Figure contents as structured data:

========

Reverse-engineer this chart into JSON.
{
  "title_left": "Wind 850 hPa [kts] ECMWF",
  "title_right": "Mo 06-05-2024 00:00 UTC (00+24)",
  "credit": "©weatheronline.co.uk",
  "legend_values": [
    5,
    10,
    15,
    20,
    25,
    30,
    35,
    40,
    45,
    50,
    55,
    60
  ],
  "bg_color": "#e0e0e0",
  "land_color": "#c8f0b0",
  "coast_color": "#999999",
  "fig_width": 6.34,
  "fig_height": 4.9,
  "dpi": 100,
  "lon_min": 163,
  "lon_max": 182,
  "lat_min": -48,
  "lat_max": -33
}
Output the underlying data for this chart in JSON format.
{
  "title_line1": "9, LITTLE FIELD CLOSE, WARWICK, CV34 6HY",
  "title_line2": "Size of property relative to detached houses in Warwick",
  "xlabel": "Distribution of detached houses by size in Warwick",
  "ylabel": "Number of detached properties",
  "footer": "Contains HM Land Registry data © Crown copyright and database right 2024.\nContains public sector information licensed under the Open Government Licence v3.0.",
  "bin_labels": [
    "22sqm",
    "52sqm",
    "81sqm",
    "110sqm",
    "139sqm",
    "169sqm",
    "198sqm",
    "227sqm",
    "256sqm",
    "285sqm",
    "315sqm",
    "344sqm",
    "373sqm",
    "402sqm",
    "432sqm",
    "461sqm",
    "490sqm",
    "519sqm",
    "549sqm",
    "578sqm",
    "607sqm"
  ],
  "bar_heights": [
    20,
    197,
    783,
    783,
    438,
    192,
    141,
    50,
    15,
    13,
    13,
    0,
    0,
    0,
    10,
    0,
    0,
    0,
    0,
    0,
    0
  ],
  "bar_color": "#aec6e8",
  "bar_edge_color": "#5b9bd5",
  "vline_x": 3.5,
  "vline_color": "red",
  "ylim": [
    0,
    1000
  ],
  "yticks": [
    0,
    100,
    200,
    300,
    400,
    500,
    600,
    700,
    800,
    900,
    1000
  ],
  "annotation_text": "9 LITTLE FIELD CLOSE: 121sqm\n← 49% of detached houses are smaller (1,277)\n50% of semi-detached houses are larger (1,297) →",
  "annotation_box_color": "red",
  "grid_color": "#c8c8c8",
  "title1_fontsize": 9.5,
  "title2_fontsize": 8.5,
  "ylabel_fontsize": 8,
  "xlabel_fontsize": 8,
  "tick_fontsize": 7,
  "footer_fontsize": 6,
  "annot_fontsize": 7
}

========

Exactly reproduce the material above.

### RESULT OF THE EXERCISE
Reverse-engineer this chart into JSON.
{
  "title_left": "Wind 850 hPa [kts] ECMWF",
  "title_right": "Mo 06-05-2024 00:00 UTC (00+24)",
  "credit": "©weatheronline.co.uk",
  "legend_values": [
    5,
    10,
    15,
    20,
    25,
    30,
    35,
    40,
    45,
    50,
    55,
    60
  ],
  "bg_color": "#e0e0e0",
  "land_color": "#c8f0b0",
  "coast_color": "#999999",
  "fig_width": 6.34,
  "fig_height": 4.9,
  "dpi": 100,
  "lon_min": 163,
  "lon_max": 182,
  "lat_min": -48,
  "lat_max": -33
}
Output the underlying data for this chart in JSON format.
{
  "title_line1": "9, LITTLE FIELD CLOSE, WARWICK, CV34 6HY",
  "title_line2": "Size of property relative to detached houses in Warwick",
  "xlabel": "Distribution of detached houses by size in Warwick",
  "ylabel": "Number of detached properties",
  "footer": "Contains HM Land Registry data © Crown copyright and database right 2024.\nContains public sector information licensed under the Open Government Licence v3.0.",
  "bin_labels": [
    "22sqm",
    "52sqm",
    "81sqm",
    "110sqm",
    "139sqm",
    "169sqm",
    "198sqm",
    "227sqm",
    "256sqm",
    "285sqm",
    "315sqm",
    "344sqm",
    "373sqm",
    "402sqm",
    "432sqm",
    "461sqm",
    "490sqm",
    "519sqm",
    "549sqm",
    "578sqm",
    "607sqm"
  ],
  "bar_heights": [
    20,
    197,
    783,
    783,
    438,
    192,
    141,
    50,
    15,
    13,
    13,
    0,
    0,
    0,
    10,
    0,
    0,
    0,
    0,
    0,
    0
  ],
  "bar_color": "#aec6e8",
  "bar_edge_color": "#5b9bd5",
  "vline_x": 3.5,
  "vline_color": "red",
  "ylim": [
    0,
    1000
  ],
  "yticks": [
    0,
    100,
    200,
    300,
    400,
    500,
    600,
    700,
    800,
    900,
    1000
  ],
  "annotation_text": "9 LITTLE FIELD CLOSE: 121sqm\n← 49% of detached houses are smaller (1,277)\n50% of semi-detached houses are larger (1,297) →",
  "annotation_box_color": "red",
  "grid_color": "#c8c8c8",
  "title1_fontsize": 9.5,
  "title2_fontsize": 8.5,
  "ylabel_fontsize": 8,
  "xlabel_fontsize": 8,
  "tick_fontsize": 7,
  "footer_fontsize": 6,
  "annot_fontsize": 7
}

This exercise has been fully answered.